What the task asks
Copy out each line that has "location" in it.

— BEGIN —

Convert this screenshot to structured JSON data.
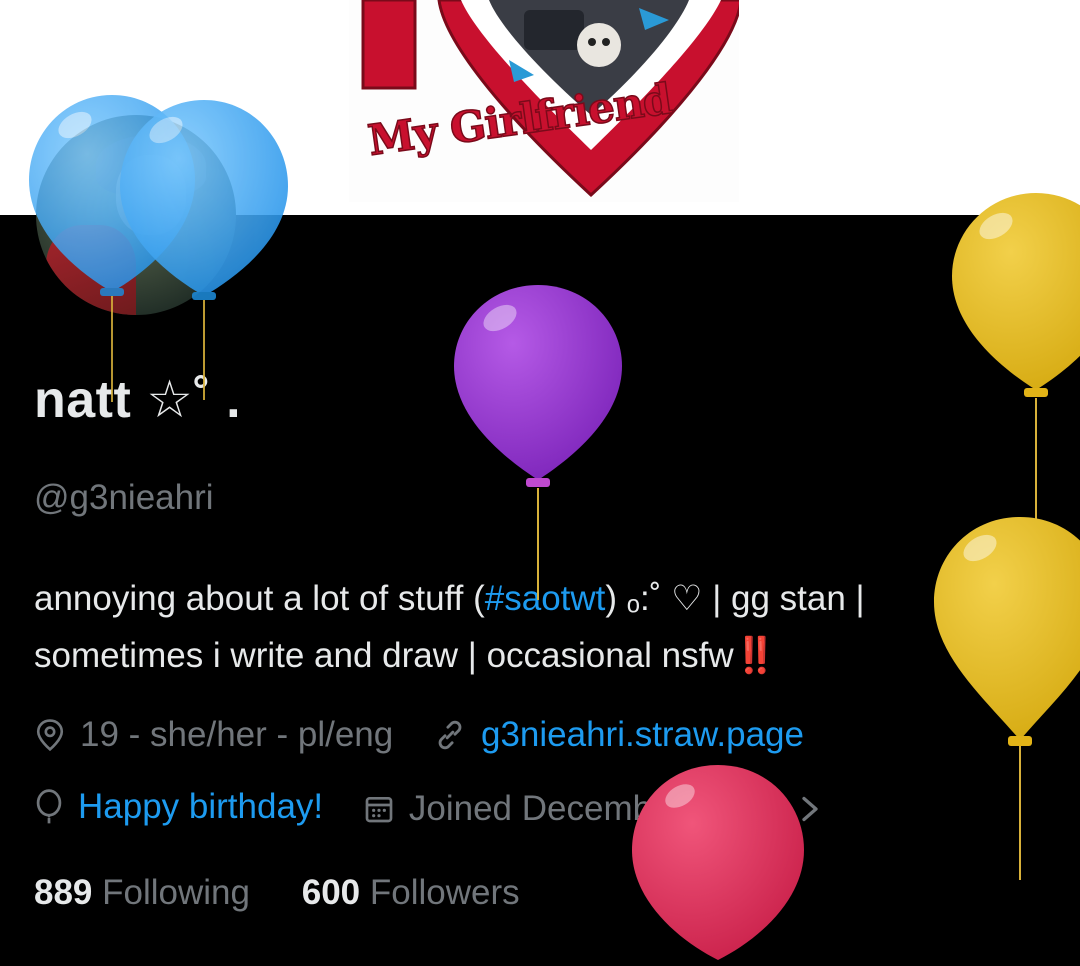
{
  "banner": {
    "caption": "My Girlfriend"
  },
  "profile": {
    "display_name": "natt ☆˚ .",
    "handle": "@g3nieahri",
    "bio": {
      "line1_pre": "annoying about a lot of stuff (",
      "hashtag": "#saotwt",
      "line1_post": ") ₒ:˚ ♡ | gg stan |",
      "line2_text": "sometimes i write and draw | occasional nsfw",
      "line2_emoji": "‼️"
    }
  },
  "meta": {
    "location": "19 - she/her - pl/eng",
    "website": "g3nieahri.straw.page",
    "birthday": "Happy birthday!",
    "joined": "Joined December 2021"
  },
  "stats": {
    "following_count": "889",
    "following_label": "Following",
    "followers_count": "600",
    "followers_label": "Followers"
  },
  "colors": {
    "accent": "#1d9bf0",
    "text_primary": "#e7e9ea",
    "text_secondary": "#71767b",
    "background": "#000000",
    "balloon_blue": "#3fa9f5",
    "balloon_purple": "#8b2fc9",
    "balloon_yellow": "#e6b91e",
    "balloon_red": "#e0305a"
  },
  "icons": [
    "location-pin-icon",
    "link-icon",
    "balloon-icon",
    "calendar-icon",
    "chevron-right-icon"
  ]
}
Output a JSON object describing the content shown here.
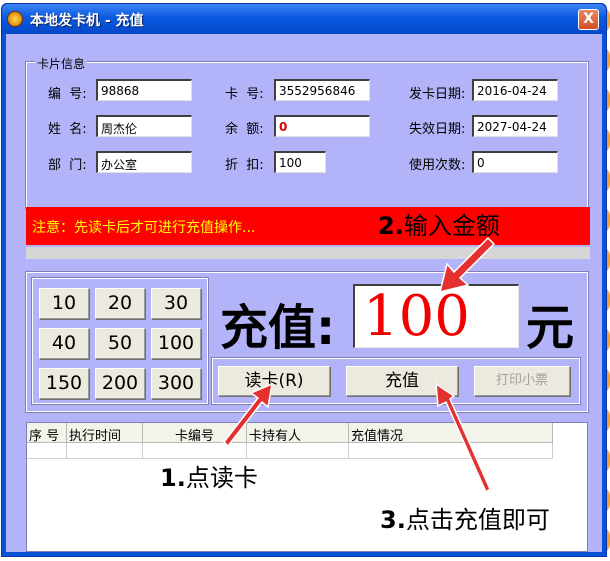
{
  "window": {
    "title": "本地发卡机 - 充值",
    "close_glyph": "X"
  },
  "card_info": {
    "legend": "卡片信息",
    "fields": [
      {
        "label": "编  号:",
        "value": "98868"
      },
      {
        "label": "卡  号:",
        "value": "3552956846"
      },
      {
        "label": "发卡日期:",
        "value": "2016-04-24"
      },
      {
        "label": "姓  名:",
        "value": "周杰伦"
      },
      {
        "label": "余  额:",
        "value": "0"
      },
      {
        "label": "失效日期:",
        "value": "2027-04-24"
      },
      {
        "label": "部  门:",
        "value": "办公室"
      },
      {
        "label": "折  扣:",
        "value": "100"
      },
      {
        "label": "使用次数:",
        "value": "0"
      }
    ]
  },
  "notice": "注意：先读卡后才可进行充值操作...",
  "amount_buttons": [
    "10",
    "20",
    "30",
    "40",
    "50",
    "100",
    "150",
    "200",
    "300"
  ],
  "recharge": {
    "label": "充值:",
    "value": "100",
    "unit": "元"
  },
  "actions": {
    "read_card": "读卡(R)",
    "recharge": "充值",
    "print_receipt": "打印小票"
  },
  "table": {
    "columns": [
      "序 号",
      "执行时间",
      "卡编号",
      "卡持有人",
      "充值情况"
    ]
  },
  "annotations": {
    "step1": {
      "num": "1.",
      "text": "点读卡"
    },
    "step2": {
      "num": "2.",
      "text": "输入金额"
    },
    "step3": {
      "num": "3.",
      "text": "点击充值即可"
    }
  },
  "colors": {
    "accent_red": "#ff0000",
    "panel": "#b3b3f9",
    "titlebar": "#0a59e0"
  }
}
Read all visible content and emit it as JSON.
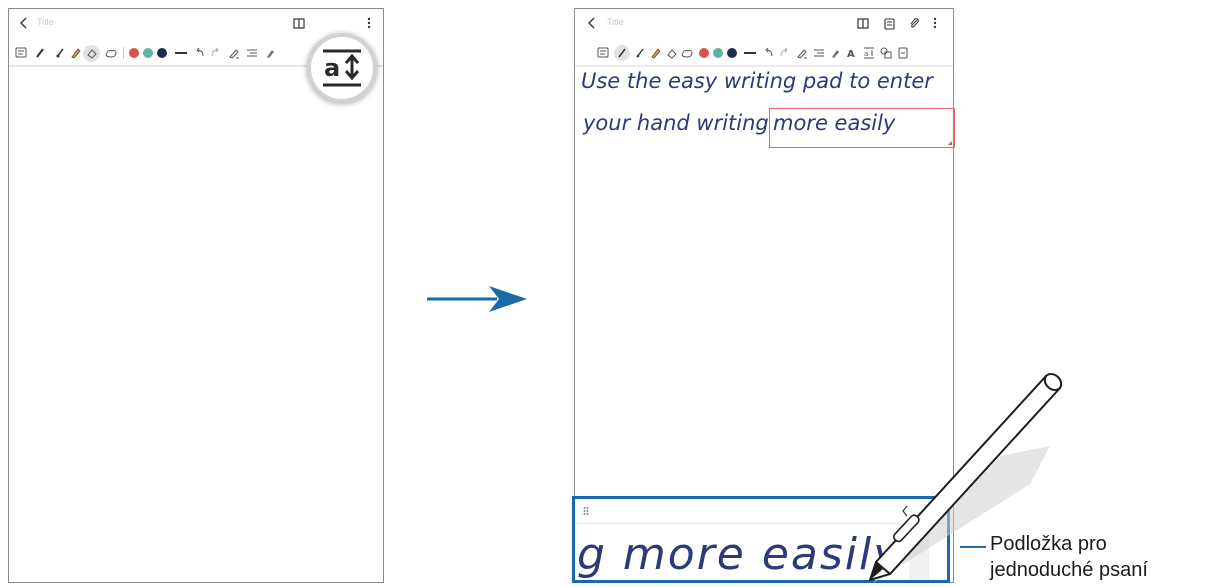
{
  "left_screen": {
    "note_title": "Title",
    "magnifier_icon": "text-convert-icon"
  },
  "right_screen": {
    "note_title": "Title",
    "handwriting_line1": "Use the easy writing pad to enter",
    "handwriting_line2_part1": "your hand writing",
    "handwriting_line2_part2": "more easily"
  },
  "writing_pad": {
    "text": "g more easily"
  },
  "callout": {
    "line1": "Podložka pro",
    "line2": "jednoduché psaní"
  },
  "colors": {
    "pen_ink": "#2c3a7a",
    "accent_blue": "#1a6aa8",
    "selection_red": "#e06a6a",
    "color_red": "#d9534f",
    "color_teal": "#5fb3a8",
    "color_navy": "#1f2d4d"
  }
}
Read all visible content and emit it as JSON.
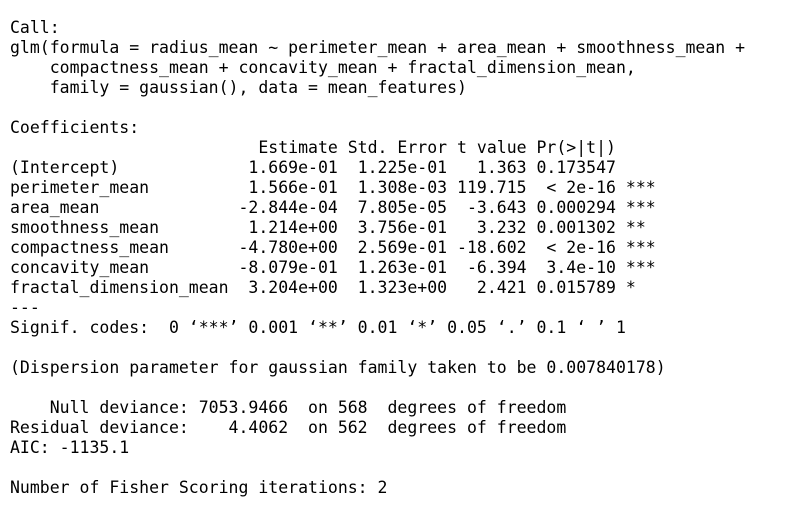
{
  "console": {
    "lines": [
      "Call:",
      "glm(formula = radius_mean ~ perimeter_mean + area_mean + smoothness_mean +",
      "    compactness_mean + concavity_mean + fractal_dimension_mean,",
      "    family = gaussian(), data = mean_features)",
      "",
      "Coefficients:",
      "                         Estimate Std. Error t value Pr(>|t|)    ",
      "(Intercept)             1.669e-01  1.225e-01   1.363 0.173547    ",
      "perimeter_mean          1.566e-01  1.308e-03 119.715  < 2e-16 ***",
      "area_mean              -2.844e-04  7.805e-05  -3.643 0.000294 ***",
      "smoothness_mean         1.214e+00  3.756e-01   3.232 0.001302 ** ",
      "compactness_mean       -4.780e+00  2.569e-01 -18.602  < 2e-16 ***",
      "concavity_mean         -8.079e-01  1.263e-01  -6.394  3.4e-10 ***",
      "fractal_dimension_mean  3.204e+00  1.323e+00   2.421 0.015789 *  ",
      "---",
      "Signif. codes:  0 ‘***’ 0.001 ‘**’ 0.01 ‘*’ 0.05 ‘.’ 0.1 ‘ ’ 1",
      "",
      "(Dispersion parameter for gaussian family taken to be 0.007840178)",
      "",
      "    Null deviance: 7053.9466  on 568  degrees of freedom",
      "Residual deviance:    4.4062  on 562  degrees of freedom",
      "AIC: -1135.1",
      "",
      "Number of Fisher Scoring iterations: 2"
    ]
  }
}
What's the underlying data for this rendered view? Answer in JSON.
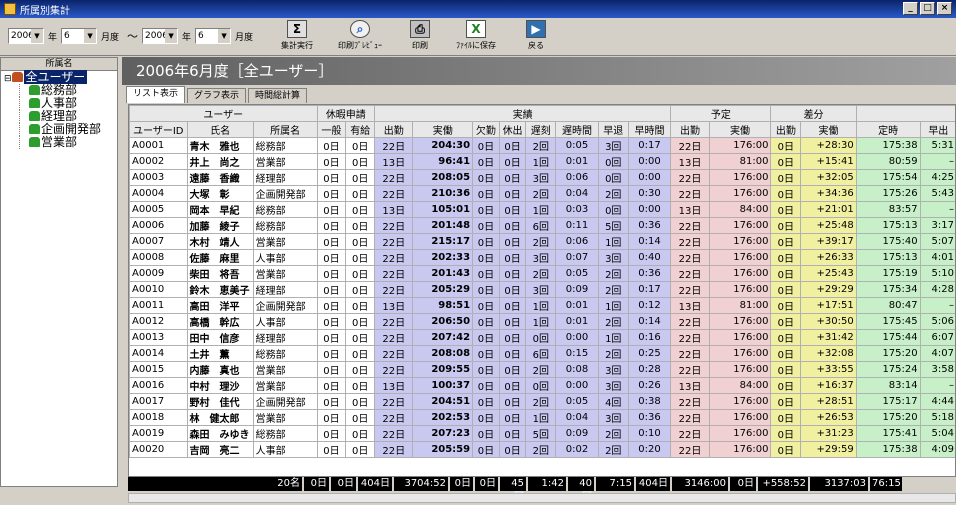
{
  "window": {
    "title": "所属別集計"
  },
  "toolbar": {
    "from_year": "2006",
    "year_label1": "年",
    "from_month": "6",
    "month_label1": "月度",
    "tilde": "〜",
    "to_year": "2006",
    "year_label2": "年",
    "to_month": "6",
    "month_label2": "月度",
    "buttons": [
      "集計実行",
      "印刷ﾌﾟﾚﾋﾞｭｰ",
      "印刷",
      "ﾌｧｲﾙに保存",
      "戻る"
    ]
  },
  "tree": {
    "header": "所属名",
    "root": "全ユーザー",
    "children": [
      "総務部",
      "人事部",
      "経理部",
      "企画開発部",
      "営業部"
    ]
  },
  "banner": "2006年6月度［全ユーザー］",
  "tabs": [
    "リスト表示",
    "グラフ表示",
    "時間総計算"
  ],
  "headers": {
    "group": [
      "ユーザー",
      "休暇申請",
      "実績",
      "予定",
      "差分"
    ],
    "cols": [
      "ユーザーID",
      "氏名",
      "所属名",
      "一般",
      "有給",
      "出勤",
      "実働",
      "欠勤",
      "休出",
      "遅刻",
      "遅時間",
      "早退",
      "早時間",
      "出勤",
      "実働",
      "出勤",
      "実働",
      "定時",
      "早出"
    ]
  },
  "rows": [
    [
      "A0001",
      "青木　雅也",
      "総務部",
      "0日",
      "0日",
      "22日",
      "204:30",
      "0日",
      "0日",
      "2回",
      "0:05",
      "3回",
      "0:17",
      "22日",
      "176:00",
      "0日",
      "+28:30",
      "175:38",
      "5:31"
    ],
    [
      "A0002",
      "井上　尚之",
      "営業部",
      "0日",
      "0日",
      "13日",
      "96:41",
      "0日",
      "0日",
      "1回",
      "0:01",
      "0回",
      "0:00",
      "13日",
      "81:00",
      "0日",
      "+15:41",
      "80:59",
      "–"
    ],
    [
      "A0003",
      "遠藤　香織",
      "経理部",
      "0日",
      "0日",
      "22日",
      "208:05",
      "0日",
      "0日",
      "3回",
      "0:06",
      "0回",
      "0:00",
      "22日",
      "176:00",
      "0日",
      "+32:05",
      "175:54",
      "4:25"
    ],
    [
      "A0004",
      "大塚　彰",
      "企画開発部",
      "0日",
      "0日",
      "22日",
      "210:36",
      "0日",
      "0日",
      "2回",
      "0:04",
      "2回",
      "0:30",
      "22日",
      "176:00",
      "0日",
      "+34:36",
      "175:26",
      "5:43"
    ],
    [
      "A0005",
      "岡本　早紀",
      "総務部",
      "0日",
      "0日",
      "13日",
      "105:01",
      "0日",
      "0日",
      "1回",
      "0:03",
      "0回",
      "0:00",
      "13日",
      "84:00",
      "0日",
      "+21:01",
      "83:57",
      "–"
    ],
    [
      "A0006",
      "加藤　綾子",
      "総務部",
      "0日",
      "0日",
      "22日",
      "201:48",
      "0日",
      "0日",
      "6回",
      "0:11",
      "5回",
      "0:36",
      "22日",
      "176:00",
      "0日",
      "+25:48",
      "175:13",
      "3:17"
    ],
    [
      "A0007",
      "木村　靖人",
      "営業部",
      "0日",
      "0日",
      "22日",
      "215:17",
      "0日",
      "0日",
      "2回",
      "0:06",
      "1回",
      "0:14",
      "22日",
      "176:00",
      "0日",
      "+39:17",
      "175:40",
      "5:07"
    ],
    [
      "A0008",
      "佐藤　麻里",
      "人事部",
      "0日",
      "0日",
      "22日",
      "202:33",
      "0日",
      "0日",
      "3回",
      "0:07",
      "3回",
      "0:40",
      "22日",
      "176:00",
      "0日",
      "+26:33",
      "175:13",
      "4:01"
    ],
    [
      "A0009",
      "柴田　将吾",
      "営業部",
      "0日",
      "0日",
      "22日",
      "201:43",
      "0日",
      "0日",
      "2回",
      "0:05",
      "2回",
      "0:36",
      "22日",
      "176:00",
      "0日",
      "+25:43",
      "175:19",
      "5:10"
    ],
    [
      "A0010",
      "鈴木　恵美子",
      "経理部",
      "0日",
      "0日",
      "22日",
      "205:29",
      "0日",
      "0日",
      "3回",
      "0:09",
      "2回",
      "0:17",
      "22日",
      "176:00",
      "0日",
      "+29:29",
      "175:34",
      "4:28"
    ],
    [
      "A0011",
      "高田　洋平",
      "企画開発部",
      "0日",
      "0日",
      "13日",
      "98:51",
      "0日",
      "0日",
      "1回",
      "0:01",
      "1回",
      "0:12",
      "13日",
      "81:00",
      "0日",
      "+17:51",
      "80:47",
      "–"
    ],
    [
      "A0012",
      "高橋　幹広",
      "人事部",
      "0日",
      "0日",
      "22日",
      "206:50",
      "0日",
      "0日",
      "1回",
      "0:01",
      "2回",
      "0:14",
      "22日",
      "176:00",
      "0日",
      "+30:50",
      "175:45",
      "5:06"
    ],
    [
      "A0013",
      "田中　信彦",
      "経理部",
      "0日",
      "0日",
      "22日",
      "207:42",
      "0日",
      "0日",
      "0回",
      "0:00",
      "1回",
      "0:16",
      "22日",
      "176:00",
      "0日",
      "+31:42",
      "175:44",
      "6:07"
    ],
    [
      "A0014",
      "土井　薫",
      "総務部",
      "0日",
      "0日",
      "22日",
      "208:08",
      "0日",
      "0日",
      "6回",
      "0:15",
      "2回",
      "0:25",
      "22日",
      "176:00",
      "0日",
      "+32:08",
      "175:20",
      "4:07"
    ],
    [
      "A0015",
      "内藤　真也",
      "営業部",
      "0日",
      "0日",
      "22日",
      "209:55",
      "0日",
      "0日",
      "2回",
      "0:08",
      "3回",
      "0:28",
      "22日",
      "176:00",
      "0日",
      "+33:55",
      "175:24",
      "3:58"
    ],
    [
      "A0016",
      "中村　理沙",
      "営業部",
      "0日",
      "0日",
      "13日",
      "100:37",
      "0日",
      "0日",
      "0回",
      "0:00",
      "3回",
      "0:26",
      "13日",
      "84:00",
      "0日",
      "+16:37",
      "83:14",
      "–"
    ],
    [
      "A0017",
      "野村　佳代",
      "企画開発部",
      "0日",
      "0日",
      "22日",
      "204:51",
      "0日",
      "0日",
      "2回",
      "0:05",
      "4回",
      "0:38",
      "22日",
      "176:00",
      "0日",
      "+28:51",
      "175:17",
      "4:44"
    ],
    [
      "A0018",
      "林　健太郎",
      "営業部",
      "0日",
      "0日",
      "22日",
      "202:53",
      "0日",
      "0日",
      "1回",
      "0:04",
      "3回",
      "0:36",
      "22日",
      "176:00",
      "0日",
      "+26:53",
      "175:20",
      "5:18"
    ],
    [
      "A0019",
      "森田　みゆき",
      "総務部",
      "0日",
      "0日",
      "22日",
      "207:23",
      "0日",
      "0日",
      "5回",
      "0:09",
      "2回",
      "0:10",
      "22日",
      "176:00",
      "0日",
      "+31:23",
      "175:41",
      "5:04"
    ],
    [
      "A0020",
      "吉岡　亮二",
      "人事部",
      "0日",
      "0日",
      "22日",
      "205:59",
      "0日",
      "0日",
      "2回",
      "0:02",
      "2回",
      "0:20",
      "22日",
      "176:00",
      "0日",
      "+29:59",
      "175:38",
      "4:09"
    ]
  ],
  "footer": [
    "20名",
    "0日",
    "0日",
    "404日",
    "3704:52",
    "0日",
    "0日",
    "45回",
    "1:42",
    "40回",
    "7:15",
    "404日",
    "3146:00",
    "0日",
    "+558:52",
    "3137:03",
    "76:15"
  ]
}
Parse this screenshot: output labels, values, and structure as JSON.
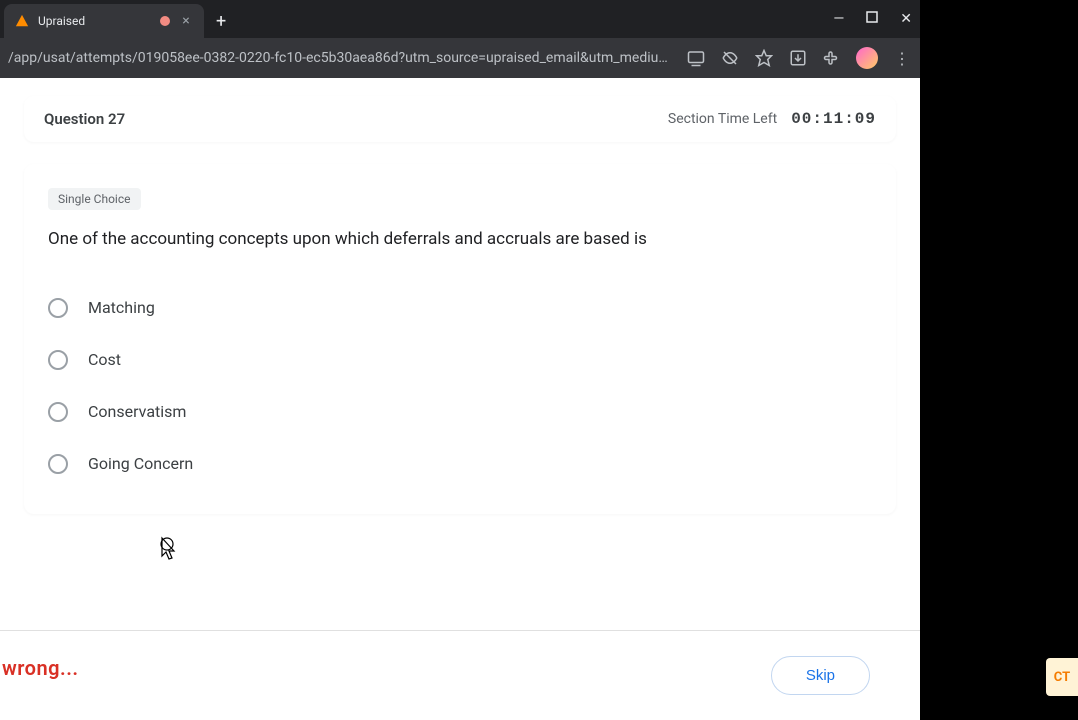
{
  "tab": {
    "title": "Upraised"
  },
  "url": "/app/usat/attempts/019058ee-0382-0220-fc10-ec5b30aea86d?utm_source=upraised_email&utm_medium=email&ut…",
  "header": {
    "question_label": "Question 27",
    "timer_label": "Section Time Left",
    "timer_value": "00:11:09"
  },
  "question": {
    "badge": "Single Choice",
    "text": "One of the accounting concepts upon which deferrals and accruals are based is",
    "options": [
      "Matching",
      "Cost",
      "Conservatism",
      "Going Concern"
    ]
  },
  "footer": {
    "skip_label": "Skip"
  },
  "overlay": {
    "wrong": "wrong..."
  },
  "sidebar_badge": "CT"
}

— END —

Solution
    "location": "19 - she/her - pl/eng",
    "location-pin-icon",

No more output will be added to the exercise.